[start Input rows]

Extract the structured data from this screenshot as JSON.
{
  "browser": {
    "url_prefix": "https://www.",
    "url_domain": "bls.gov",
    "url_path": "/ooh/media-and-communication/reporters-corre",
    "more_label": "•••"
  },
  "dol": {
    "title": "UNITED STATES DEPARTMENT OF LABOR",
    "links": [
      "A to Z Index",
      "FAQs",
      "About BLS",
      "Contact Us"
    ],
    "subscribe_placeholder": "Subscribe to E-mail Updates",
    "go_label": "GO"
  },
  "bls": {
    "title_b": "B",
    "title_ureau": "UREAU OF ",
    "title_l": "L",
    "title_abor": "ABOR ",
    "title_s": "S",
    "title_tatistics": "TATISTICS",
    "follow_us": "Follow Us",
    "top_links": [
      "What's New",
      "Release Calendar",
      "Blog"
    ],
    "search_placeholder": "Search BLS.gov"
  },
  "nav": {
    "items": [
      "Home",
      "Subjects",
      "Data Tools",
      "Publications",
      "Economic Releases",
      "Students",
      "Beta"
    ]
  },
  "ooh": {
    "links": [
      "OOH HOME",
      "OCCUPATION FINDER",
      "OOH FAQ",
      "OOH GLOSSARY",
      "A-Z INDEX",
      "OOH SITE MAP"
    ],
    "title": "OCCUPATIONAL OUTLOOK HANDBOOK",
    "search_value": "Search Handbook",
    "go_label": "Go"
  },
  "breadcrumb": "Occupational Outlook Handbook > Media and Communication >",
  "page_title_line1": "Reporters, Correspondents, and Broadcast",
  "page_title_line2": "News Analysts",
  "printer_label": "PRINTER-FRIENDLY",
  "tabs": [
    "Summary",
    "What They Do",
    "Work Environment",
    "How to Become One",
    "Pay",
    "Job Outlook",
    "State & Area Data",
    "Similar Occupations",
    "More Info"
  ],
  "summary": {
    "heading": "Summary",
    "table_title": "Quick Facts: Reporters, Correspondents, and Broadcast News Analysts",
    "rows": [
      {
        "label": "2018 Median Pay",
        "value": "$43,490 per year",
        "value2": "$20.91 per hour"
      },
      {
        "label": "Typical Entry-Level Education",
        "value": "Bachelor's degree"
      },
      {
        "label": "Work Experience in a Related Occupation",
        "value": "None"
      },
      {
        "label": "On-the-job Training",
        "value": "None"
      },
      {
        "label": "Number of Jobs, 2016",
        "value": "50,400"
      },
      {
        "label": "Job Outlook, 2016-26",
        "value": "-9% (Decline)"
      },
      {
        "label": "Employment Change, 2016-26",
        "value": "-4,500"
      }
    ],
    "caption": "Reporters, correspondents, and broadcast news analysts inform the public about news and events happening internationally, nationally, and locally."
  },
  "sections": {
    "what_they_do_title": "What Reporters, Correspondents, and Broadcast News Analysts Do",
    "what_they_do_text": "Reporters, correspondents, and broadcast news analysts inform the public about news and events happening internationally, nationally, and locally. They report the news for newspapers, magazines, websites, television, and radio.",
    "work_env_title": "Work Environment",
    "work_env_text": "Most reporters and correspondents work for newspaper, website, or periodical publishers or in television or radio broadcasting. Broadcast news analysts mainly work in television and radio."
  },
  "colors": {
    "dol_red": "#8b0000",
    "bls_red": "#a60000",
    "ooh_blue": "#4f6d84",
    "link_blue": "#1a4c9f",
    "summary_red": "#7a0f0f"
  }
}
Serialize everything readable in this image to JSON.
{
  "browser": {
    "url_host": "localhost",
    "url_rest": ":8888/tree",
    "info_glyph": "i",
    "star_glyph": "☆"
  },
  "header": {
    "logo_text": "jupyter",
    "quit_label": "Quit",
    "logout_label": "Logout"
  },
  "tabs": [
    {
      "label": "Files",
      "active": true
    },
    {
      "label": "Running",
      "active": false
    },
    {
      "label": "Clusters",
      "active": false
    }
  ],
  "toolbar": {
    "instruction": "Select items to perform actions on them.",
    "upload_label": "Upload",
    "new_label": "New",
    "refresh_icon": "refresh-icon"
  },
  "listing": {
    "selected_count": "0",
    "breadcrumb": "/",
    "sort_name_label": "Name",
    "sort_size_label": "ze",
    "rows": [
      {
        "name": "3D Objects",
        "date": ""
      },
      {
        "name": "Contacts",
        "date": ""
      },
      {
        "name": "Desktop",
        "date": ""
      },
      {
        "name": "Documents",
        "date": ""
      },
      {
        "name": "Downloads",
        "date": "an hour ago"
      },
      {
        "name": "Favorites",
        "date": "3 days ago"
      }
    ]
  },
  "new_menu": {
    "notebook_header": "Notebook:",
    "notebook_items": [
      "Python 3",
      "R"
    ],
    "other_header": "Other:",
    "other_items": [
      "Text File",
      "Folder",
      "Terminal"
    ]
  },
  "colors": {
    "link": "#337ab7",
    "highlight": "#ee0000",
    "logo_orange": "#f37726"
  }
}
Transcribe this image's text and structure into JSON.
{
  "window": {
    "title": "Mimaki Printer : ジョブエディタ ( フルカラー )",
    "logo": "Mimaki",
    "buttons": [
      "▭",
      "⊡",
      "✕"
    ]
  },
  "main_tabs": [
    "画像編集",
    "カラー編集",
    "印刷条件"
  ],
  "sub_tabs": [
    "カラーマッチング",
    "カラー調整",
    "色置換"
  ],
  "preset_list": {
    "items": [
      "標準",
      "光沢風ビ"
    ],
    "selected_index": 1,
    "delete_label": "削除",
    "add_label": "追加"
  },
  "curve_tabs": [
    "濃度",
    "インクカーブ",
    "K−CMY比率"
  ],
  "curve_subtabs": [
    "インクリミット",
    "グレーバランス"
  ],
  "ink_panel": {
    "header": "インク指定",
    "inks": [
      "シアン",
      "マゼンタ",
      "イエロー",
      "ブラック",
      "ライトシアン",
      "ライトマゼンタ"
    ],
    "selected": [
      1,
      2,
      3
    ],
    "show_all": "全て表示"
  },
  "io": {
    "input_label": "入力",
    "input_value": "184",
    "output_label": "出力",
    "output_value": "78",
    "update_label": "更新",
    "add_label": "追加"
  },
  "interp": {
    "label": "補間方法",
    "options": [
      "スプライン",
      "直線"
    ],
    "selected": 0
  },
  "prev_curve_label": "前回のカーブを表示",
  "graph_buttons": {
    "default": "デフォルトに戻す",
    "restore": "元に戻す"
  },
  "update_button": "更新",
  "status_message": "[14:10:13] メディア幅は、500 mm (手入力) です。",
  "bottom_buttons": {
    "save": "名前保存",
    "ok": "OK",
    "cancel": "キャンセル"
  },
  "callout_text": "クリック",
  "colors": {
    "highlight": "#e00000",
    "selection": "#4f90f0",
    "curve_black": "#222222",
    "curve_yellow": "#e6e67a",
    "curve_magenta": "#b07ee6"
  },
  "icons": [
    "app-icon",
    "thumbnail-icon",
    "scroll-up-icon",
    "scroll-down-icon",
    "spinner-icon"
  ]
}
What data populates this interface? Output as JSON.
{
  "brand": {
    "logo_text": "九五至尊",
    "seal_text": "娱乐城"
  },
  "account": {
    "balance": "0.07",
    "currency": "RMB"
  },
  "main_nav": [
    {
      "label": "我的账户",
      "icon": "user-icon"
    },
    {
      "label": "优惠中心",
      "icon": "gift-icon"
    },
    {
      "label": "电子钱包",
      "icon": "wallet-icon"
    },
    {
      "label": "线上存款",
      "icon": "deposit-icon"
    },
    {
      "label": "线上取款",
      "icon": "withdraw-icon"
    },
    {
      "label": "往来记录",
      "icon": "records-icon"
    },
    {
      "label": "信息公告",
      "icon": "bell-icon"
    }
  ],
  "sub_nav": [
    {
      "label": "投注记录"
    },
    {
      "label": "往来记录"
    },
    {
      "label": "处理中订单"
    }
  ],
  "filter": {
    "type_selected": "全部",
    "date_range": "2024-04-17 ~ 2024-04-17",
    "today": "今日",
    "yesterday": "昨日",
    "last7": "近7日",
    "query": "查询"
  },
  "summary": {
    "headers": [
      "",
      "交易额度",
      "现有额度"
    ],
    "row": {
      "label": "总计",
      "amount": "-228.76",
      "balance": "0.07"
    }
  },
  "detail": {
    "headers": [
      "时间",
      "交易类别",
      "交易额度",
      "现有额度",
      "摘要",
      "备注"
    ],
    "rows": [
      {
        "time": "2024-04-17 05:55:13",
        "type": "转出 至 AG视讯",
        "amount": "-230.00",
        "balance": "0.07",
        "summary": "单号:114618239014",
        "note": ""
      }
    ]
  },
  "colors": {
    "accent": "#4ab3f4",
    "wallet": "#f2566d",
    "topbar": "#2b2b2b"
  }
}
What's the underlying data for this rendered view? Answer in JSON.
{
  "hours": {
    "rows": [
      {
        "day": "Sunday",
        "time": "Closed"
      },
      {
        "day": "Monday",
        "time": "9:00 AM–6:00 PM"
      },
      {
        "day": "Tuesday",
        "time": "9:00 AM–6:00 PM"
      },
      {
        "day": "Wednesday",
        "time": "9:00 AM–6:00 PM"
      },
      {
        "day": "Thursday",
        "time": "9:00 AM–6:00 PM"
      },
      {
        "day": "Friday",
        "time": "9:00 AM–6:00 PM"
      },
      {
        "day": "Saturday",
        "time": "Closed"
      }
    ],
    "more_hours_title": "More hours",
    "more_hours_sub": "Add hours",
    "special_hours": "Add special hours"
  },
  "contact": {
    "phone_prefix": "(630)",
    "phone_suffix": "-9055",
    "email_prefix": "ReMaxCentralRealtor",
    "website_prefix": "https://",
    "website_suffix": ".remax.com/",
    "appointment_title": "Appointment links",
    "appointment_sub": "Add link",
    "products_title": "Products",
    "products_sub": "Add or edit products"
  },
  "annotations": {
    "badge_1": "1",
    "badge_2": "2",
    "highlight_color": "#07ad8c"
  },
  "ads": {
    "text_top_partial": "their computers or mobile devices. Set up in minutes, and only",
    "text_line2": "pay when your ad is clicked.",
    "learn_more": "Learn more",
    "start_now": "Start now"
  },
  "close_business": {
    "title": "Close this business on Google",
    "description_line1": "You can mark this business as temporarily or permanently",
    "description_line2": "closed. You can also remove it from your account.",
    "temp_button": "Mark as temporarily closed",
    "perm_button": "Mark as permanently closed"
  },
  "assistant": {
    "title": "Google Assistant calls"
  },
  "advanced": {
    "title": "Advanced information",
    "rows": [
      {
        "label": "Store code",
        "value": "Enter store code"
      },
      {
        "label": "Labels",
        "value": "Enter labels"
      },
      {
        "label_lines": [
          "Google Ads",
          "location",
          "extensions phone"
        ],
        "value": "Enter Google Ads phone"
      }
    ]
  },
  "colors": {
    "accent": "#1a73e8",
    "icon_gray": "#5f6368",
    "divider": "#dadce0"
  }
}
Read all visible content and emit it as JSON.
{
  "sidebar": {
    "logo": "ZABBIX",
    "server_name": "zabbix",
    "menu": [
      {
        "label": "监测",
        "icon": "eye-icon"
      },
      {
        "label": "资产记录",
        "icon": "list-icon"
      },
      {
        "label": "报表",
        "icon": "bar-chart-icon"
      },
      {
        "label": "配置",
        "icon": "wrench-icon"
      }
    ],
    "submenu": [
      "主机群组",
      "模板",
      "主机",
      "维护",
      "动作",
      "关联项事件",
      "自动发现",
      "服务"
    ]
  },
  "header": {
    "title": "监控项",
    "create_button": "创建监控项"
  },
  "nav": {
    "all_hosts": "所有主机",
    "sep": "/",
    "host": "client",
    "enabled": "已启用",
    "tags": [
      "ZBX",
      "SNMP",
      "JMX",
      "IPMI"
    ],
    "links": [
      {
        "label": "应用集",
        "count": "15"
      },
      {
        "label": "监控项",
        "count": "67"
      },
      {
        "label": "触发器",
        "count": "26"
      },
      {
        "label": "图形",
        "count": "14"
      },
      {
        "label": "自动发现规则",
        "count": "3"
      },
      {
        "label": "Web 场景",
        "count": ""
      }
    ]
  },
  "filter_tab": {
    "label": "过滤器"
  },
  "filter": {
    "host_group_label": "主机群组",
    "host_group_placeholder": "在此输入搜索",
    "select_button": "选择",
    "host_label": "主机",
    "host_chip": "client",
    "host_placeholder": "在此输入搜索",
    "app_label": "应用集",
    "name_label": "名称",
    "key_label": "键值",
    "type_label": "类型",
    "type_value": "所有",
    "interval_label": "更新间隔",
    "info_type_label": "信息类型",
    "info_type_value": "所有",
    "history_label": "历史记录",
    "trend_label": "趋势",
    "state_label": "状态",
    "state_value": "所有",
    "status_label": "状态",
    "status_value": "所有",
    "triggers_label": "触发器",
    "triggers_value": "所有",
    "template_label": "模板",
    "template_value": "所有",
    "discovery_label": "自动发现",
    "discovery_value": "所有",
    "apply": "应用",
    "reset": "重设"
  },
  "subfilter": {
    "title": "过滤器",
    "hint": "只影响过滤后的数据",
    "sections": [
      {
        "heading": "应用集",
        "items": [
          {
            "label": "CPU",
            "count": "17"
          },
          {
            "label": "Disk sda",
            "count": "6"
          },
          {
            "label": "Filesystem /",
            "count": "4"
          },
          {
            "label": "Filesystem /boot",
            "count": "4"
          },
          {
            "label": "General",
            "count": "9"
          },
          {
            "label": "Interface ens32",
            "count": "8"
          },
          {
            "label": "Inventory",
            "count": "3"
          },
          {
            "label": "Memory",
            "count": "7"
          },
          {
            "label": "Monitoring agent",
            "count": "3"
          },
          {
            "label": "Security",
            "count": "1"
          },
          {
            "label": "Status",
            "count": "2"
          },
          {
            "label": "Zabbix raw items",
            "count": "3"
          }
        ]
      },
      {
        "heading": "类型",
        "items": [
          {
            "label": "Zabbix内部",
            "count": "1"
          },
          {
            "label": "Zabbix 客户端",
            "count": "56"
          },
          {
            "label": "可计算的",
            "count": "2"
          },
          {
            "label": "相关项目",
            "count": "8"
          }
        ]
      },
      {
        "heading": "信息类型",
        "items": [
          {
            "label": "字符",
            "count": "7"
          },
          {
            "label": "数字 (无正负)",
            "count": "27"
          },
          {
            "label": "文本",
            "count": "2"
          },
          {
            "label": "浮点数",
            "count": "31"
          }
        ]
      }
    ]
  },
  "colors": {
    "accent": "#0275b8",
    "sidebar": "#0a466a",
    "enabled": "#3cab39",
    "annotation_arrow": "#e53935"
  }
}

[end Input rows]

Collect each line above holding the string "your".

→ Solved exercise
    "text_line2": "pay when your ad is clicked.",
    "description_line2": "closed. You can also remove it from your account.",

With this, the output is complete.